* [Input records]:
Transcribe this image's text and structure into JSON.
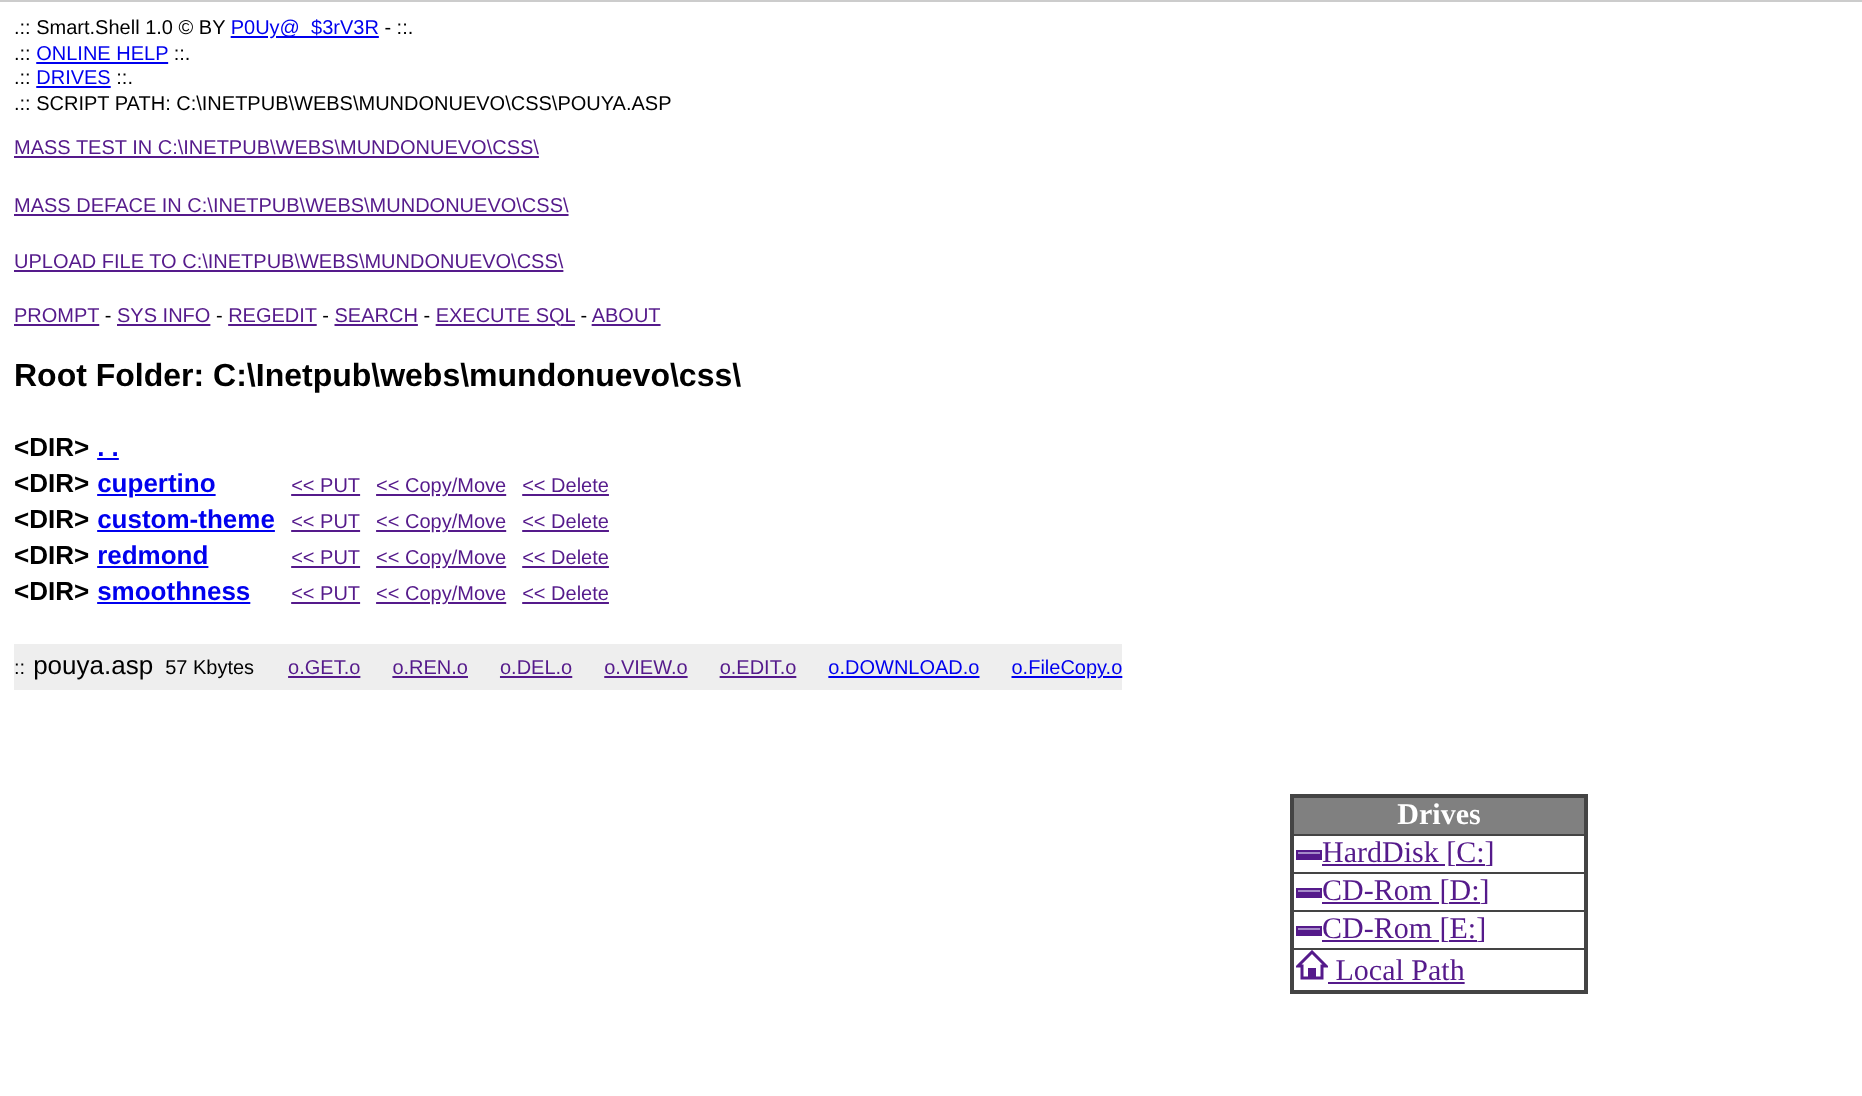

* * *

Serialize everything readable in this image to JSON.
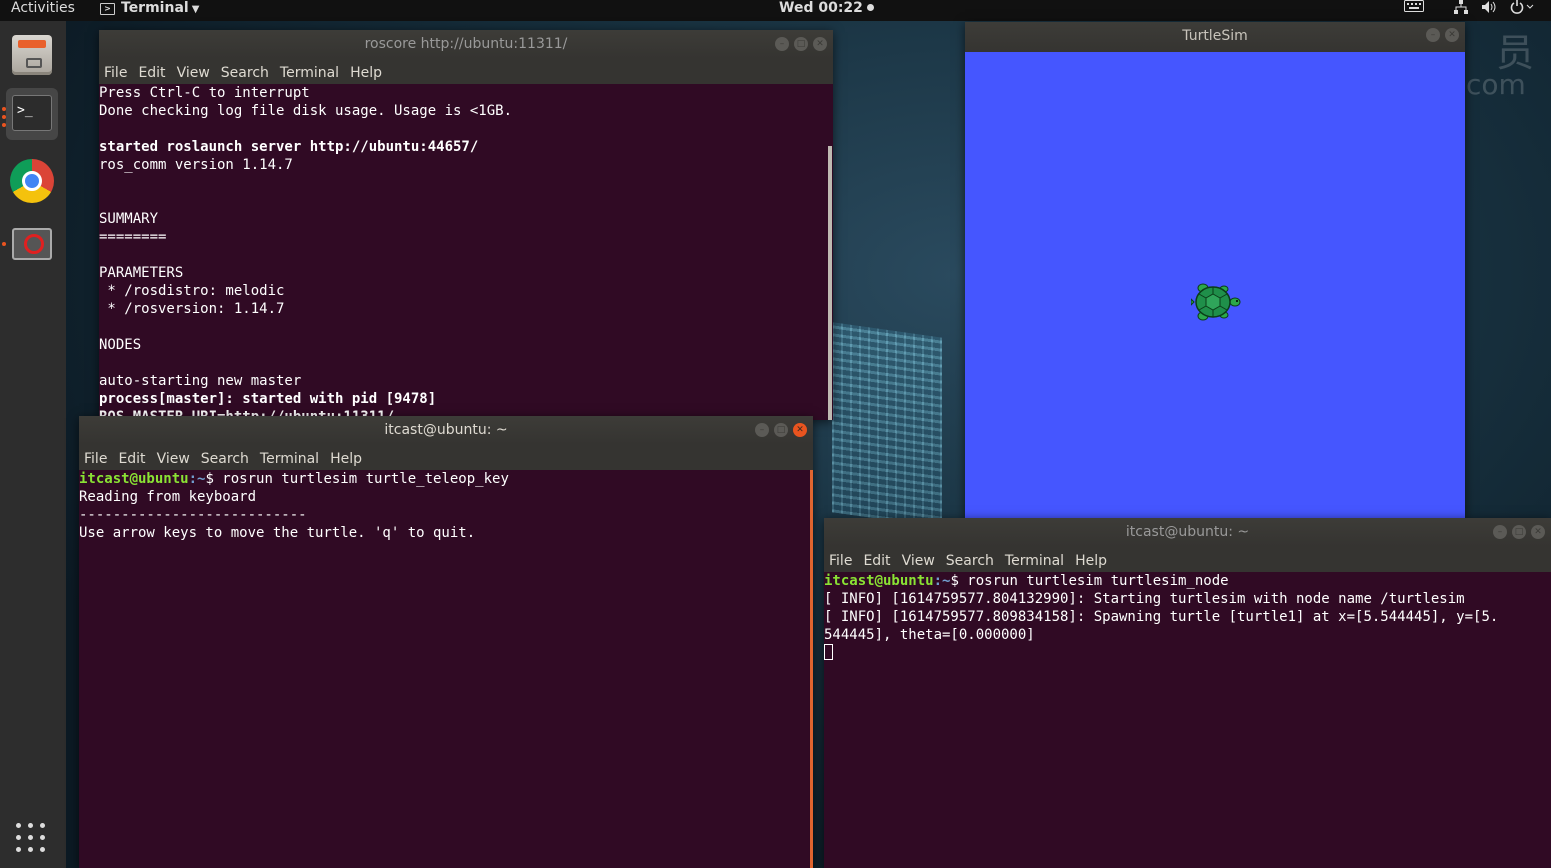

---

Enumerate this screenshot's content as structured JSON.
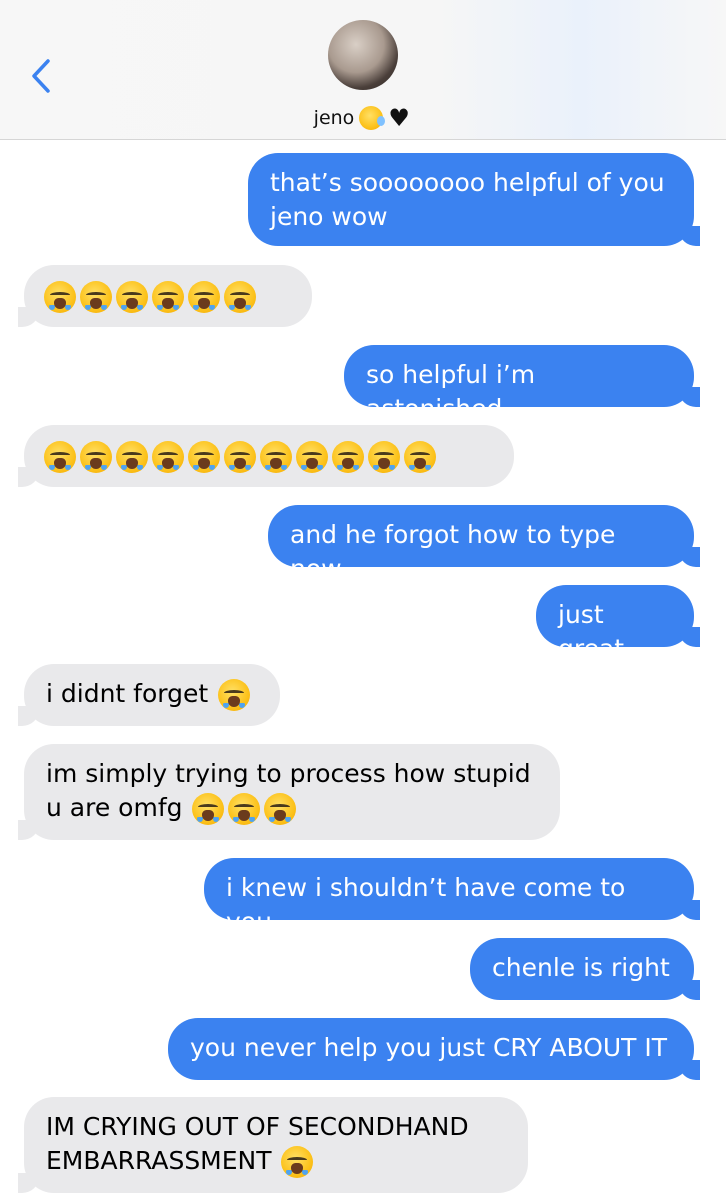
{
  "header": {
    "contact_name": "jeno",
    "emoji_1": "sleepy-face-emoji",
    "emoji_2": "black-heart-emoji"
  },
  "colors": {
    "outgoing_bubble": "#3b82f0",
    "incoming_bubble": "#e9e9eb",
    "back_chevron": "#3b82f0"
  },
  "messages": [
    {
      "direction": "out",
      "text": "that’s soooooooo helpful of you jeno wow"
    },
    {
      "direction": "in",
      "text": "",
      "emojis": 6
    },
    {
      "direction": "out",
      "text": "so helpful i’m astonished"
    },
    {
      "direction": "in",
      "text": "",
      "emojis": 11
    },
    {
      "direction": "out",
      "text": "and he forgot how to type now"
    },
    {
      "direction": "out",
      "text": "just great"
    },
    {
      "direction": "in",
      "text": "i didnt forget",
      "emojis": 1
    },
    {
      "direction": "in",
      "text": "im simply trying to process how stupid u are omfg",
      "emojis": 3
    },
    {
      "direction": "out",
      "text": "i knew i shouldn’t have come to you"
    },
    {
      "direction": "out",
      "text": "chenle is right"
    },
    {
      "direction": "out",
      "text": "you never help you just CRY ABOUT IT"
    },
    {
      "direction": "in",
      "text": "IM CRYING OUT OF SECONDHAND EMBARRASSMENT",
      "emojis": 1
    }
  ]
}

* [Short task]:
Across all the entries, count the lines that contain the word "image" and give the number by itself.

* [Right answer]:
2